> **本文**:
::::::
病気事典[家庭の医学]
せんてんせいぜんめい
先天性喘鳴
先天性喘鳴について解説します。
執筆者:
日本医科大学耳鼻咽喉科学講師
三枝英人
先天性喘鳴の解説(コラム)
原因の半数近くは喉頭軟化症(こうとうなんかしょう)ですが、他の原因がないか、また複数の疾患が合併していないか、詳しく診断を受けることが重要です。喉頭軟化症や徐々に増大してくる血管腫(けっかんしゅ)、乳頭腫(にゅうとうしゅ)では、生後5〜6週してから喘鳴や呼吸困難が現れますが、両側声帯運動不全(りょうそくせいたいうんどうふぜん)(麻痺)や先天性喉頭狭窄(きょうさく)、嚢胞(のうほう)では、出生直後から呼吸困難が高度で、気管内挿管や気管切開が必要なことが多いようです。しかし、ファイバースコープでの診断が難しい場合も多く、全身麻酔下に観察してやっと診断がつく場合もあります。
喘鳴は主に吸気の時に聞かれ、いびきよりピッチがやや高いものです。また、急性声門下喉頭炎(きゅうせいせいもんかこうとうえん)(クループ)で声帯の下方がはれてくる場合には、犬の遠吠え様と形容される独特な喘鳴が起こります。喘鳴が大きくなると、前胸部や鎖骨(さこつ)上部が吸気の際に陥没してきます。
::::::
> **データ一覧**:
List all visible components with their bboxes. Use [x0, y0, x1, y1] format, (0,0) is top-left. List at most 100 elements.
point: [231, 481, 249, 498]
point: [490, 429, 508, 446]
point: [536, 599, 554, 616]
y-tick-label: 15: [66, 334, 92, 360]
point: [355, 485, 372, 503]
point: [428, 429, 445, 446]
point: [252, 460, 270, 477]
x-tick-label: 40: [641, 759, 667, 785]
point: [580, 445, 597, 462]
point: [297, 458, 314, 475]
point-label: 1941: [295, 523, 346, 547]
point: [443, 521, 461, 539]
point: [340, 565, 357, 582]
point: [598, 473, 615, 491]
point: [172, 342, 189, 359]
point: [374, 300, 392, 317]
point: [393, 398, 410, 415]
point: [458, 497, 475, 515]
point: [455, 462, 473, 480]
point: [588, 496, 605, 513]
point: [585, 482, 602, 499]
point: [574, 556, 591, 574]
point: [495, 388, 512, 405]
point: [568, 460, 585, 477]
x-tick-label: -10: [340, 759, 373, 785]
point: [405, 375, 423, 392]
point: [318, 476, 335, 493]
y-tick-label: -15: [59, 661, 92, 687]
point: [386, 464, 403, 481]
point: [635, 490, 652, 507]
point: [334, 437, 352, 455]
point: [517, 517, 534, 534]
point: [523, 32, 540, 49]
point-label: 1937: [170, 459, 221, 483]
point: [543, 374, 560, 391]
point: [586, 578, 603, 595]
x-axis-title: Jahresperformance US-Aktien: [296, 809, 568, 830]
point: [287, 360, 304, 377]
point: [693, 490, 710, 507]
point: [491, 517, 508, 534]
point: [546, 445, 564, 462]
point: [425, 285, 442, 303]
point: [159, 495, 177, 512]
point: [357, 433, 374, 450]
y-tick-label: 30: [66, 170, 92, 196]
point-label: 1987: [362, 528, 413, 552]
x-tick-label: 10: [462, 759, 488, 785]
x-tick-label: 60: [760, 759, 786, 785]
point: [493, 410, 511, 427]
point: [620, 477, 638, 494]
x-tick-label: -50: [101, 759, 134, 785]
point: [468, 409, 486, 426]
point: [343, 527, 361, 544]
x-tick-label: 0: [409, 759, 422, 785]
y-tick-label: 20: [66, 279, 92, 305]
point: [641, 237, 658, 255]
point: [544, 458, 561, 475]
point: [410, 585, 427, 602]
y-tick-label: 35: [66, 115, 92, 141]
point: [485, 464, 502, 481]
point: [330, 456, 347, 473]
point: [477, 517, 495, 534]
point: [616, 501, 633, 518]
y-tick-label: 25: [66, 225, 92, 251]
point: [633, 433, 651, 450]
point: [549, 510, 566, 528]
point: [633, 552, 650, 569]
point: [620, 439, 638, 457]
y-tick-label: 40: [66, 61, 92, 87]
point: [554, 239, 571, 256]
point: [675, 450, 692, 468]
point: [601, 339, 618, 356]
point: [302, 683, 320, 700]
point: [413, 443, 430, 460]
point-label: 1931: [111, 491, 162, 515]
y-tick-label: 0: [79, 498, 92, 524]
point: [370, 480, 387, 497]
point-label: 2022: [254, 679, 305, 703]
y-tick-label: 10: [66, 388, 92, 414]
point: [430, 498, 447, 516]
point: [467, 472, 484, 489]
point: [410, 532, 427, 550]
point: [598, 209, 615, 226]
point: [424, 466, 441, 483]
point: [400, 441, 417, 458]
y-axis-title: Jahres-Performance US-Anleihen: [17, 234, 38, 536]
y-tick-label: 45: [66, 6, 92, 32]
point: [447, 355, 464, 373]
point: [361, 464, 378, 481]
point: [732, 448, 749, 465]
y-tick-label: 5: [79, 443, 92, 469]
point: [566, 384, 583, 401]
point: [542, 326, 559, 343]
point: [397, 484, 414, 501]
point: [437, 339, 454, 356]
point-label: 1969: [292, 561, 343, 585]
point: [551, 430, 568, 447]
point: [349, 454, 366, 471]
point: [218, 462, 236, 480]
::::::
> **課題内容**: 本文のうち「病気事典[家庭の医学]」で始まり「と診断がつく場合もあります。」で終わる部分を、一字も変えずに引用せよ。

> **解答**:
病気事典[家庭の医学]
せんてんせいぜんめい
先天性喘鳴
先天性喘鳴について解説します。
執筆者:
日本医科大学耳鼻咽喉科学講師
三枝英人
先天性喘鳴の解説(コラム)
原因の半数近くは喉頭軟化症(こうとうなんかしょう)ですが、他の原因がないか、また複数の疾患が合併していないか、詳しく診断を受けることが重要です。喉頭軟化症や徐々に増大してくる血管腫(けっかんしゅ)、乳頭腫(にゅうとうしゅ)では、生後5〜6週してから喘鳴や呼吸困難が現れますが、両側声帯運動不全(りょうそくせいたいうんどうふぜん)(麻痺)や先天性喉頭狭窄(きょうさく)、嚢胞(のうほう)では、出生直後から呼吸困難が高度で、気管内挿管や気管切開が必要なことが多いようです。しかし、ファイバースコープでの診断が難しい場合も多く、全身麻酔下に観察してやっと診断がつく場合もあります。